> **Extracted data**:
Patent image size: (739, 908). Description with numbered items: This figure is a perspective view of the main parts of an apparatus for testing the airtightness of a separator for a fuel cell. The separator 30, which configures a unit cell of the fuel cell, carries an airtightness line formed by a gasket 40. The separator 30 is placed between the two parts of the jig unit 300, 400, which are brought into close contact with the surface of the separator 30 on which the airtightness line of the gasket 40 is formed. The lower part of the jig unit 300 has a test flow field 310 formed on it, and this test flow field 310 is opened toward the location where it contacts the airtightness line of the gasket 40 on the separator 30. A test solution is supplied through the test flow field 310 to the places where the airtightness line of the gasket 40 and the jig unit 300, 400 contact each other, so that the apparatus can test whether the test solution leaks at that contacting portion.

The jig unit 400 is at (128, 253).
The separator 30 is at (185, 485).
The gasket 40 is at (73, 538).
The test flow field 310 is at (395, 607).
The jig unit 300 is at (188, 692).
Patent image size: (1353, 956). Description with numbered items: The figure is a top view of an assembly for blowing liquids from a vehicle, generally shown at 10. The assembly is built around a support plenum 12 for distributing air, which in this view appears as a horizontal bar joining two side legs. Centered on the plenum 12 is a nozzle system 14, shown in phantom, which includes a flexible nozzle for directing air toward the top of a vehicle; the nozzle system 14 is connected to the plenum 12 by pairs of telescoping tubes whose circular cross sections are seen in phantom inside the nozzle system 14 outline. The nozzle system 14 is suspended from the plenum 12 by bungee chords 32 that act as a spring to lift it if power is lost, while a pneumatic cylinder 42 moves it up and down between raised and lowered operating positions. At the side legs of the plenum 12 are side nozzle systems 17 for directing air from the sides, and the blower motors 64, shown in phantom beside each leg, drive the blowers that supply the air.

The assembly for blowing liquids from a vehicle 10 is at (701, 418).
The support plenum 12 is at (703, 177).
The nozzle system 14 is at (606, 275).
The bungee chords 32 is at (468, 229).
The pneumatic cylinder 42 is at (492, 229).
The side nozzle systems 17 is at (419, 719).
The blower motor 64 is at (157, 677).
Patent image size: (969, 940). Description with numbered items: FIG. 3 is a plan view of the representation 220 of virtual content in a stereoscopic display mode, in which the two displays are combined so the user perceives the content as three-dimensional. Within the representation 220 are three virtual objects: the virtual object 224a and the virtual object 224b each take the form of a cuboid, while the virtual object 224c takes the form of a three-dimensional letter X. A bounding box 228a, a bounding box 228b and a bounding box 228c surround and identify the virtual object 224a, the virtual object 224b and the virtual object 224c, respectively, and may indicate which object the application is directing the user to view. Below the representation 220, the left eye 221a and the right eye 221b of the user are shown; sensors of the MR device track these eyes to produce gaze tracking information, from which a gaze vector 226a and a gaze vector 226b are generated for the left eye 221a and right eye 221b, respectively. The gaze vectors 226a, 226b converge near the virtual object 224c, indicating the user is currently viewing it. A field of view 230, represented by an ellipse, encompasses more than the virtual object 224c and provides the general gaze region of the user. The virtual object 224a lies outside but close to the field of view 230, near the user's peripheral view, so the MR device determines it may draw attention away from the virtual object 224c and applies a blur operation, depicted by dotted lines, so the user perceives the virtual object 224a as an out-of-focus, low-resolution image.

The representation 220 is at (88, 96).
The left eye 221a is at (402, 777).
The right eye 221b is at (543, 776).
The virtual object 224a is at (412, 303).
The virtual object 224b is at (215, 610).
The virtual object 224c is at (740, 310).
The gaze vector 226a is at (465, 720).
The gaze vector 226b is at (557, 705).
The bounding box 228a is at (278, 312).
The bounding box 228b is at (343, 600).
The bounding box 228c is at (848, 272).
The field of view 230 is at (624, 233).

> **Exercise requirements**: Convert the items from the very beginning through the line containing "The jig unit 300 is at (188, 692).", both ends included, into a JSON list of strings with one string per line. Omit blank lines.

> **Answer below**:
[
  "Patent image size: (739, 908). Description with numbered items: This figure is a perspective view of the main parts of an apparatus for testing the airtightness of a separator for a fuel cell. The separator 30, which configures a unit cell of the fuel cell, carries an airtightness line formed by a gasket 40. The separator 30 is placed between the two parts of the jig unit 300, 400, which are brought into close contact with the surface of the separator 30 on which the airtightness line of the gasket 40 is formed. The lower part of the jig unit 300 has a test flow field 310 formed on it, and this test flow field 310 is opened toward the location where it contacts the airtightness line of the gasket 40 on the separator 30. A test solution is supplied through the test flow field 310 to the places where the airtightness line of the gasket 40 and the jig unit 300, 400 contact each other, so that the apparatus can test whether the test solution leaks at that contacting portion.",
  "The jig unit 400 is at (128, 253).",
  "The separator 30 is at (185, 485).",
  "The gasket 40 is at (73, 538).",
  "The test flow field 310 is at (395, 607).",
  "The jig unit 300 is at (188, 692)."
]